Exercise details - Pick out each line containing the string "NH₃的溶解度降低" and copy it.

Exercise input -

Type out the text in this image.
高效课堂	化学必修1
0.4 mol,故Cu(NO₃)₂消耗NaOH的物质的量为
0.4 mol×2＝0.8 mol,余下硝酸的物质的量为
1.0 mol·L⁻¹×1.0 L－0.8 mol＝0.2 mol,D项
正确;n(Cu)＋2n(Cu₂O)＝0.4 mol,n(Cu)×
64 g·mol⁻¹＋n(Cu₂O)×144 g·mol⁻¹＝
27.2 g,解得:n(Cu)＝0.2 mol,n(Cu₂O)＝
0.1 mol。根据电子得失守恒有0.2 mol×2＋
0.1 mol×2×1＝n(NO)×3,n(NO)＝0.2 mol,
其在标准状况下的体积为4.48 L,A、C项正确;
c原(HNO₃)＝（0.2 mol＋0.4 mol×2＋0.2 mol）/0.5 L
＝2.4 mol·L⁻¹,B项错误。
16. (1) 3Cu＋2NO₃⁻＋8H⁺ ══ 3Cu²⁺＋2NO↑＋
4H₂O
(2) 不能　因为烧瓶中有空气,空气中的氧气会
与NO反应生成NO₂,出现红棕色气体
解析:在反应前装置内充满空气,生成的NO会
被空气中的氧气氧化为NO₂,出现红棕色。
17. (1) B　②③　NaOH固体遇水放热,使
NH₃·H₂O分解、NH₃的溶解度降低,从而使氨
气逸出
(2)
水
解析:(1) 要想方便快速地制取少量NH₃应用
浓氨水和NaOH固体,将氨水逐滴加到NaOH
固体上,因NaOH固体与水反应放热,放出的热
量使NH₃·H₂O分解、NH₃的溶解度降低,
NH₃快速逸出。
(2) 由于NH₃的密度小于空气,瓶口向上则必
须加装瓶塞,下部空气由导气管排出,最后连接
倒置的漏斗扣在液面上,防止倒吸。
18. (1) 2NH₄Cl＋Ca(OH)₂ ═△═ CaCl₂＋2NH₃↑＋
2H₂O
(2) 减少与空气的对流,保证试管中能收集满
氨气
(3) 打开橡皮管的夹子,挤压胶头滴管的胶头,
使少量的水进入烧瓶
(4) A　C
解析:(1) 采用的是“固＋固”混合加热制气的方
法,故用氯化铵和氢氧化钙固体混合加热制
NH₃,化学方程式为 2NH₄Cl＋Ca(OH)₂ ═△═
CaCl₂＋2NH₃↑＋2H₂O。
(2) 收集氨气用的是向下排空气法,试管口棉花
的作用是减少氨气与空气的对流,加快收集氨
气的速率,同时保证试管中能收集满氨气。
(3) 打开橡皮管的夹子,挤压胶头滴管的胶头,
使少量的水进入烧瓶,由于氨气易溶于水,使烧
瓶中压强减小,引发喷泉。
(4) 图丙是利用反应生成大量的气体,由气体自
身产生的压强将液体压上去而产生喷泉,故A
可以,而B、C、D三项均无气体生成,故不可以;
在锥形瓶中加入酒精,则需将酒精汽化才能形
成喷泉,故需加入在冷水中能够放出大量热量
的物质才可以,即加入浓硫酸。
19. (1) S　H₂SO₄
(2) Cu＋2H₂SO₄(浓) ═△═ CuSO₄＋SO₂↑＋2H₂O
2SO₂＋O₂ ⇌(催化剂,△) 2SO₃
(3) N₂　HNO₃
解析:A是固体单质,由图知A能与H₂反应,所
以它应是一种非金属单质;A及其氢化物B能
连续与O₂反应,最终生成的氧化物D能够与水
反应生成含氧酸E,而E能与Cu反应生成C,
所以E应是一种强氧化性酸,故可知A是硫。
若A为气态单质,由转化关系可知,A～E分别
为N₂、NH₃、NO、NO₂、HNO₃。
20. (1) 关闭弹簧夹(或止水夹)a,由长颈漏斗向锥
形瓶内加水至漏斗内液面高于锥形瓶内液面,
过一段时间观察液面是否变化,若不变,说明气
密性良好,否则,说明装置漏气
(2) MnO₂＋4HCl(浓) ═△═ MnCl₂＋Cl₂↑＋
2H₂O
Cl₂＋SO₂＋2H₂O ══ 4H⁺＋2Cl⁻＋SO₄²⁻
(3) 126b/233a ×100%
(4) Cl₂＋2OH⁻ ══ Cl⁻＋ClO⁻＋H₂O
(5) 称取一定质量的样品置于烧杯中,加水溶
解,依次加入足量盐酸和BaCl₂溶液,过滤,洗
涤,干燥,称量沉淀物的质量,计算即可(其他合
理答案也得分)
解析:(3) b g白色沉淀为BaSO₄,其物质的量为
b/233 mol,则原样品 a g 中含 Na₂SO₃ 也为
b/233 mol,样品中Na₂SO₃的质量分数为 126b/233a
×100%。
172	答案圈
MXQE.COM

Exercise result -
NH₃·H₂O分解、NH₃的溶解度降低,从而使氨
量使NH₃·H₂O分解、NH₃的溶解度降低,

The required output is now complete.